In orthodox circles there is lot of concern (though perhaps more in the USA than here) about modesty. My attention was drawn to the subject today by this parody of conservative Christian concerns about female modesty. I recommend you read it. It is very amusing. The implication is that conservative Christian male critiques of female modesty are irrational projections onto women of their own suppressed guilt concerning their impurity and lust. Surely there is a great deal of truth to this. However, one must accept that men have a different psychology of bodily attraction to women independently of their personal moral responsibility. This male psychology is certainly an occasion of sin but it is a reality.
I suspect that standards of modesty are essentially relative. On a Polynesian island climate dictates that people wear very few, if any, clothes. Because this is obviously rational and necessary this is not a moral problem for the inhabitants. In temperate or colder regions a much heftier weight of clothing is required. Conventions and assumptions and a body-language of clothing develop from this physical necessity. Consequently when a (male) inhabitant of a temperate zone visits a tropical island it has historically been a problem. It is said that when Franco’s Spain sought revenues from tourism and its beaches became populated by scantily clad foreign females, Spanish young men (used to a society of comparatively austere modesty) suffered real psychological difficulties. My great grandfather found the sight of ladies’ ankles (not seen in his youth) very difficult.

# Set task 1
Copy out every parenthetical remark in the essay on modesty, including its parentheses.

# Input rows
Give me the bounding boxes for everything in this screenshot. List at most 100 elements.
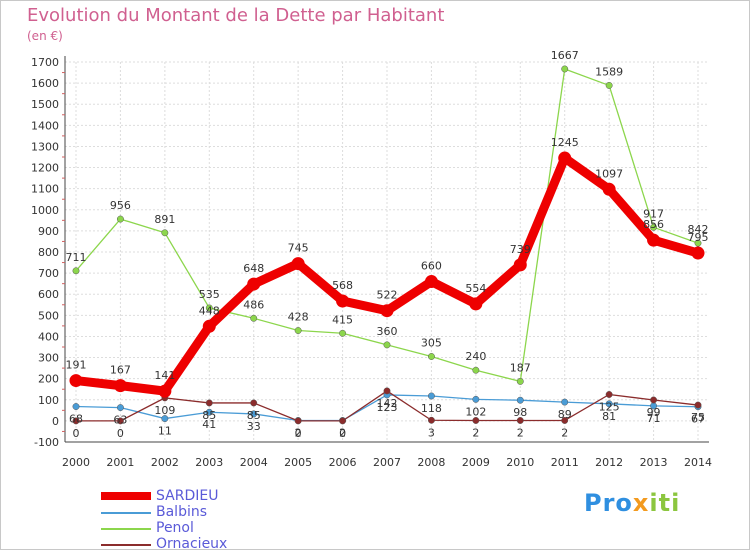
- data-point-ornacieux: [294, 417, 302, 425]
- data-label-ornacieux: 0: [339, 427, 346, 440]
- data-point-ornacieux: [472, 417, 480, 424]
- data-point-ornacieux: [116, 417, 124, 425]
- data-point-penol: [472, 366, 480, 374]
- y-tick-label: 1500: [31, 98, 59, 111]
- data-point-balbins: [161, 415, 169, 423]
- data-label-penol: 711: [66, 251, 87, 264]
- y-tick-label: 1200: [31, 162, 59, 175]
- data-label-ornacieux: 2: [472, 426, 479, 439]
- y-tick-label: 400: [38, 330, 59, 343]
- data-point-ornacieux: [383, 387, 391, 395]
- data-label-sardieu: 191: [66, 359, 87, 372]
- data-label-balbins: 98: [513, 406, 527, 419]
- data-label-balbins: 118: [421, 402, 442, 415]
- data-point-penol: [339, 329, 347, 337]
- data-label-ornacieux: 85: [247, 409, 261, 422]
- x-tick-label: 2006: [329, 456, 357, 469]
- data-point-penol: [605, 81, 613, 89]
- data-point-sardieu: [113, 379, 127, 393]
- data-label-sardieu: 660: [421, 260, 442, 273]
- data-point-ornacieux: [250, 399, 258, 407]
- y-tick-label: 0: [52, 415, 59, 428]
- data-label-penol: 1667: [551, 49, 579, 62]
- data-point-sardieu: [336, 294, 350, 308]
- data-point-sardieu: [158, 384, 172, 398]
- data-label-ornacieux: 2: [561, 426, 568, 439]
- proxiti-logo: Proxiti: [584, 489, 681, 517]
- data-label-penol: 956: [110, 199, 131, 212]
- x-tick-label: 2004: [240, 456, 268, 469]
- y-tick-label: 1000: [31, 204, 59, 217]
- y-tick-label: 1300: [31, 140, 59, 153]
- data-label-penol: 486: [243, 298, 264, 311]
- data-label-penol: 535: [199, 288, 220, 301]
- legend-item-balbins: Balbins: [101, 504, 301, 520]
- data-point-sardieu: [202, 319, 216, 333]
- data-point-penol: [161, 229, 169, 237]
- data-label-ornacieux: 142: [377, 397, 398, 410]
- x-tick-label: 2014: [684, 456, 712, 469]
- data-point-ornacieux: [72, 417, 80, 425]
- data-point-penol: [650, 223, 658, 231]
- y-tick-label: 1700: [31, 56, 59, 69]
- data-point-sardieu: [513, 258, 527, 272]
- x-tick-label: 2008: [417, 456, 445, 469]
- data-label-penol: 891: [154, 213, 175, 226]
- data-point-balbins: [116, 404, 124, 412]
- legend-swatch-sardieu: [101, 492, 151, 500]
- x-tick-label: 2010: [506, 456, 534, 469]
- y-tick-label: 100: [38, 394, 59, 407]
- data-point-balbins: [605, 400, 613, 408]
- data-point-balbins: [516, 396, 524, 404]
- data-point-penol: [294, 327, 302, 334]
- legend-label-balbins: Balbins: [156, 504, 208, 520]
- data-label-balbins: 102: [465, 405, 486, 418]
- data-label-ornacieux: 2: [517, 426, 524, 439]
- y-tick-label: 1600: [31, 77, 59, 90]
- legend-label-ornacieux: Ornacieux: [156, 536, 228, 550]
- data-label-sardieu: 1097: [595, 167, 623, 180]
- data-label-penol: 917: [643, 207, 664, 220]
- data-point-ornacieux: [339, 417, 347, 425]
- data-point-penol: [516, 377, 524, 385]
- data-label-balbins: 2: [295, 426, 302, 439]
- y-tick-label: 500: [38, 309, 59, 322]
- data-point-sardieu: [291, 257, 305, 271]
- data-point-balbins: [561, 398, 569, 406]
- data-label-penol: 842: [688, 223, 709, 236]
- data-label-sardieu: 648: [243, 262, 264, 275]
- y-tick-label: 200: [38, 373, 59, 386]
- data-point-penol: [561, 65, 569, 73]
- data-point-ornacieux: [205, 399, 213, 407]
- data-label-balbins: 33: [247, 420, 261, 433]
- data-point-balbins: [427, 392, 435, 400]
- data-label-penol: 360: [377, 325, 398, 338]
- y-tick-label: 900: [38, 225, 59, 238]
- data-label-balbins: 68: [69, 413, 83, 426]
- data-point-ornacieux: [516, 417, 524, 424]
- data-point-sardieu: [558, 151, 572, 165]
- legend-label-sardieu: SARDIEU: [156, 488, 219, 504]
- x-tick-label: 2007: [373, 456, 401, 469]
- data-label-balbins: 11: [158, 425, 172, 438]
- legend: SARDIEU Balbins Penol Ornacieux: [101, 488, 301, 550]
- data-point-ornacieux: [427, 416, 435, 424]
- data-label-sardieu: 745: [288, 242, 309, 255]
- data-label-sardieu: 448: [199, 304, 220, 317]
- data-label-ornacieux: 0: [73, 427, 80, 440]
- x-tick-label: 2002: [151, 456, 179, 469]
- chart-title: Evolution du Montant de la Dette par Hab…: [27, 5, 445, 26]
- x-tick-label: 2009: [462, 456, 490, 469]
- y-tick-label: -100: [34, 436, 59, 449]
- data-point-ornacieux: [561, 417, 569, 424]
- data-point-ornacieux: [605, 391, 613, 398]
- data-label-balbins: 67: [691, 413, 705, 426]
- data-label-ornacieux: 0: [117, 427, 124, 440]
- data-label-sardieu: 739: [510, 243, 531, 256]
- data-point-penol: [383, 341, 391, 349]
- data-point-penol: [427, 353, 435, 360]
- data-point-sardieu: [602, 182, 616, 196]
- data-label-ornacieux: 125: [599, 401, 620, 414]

==

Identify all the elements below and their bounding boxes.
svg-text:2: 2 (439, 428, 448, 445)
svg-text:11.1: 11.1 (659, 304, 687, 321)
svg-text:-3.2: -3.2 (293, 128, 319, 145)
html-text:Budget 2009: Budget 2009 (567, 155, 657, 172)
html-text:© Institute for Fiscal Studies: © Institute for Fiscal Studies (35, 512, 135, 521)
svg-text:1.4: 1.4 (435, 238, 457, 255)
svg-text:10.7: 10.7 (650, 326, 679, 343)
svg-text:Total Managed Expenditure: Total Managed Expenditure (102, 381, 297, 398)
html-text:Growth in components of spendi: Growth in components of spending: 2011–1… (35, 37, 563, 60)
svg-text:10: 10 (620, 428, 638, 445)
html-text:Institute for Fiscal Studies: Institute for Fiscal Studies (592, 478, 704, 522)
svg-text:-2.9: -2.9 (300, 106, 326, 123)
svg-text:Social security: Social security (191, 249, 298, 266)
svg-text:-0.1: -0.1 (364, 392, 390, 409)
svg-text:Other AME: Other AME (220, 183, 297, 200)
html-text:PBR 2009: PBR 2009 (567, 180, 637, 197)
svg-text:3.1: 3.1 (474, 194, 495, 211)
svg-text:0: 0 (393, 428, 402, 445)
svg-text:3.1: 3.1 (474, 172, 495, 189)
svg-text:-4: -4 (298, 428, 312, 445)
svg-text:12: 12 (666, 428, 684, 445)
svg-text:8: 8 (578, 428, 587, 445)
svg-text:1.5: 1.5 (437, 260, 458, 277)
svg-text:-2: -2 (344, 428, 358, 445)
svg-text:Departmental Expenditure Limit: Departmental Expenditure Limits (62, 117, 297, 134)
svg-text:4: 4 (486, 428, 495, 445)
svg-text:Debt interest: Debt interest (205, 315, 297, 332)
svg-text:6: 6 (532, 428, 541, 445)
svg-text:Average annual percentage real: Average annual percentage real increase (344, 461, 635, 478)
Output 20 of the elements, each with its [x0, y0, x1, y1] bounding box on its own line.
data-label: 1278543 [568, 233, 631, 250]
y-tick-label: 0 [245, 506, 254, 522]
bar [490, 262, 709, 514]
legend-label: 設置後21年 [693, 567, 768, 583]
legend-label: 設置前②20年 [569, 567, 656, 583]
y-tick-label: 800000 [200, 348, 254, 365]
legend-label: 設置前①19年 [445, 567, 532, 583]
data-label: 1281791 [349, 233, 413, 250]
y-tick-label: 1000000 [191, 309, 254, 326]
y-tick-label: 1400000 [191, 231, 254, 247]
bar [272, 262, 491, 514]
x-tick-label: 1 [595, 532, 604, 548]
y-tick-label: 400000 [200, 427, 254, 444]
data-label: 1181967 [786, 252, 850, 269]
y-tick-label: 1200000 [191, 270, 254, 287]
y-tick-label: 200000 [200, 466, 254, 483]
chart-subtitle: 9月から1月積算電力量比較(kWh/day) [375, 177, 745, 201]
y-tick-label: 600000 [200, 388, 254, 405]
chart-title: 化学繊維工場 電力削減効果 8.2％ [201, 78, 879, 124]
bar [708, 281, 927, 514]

# Set task 2
Update the records from the line that has "- data-point-ornacieux: [294, 417, 302, 425]" through the line that has "- data-label-penol: 711: [66, 251, 87, 264]", changing "y-tick-label" to "y-axis-label" and leaving everything else as it is. Return only those lines.

# Full solution 1
(though perhaps more in the USA than here)
(male)
(used to a society of comparatively austere modesty)
(not seen in his youth)

# Full solution 2
- data-point-ornacieux: [294, 417, 302, 425]
- data-label-ornacieux: 0: [339, 427, 346, 440]
- data-point-ornacieux: [472, 417, 480, 424]
- data-point-ornacieux: [116, 417, 124, 425]
- data-point-penol: [472, 366, 480, 374]
- y-axis-label: 1500: [31, 98, 59, 111]
- data-point-balbins: [161, 415, 169, 423]
- data-label-penol: 711: [66, 251, 87, 264]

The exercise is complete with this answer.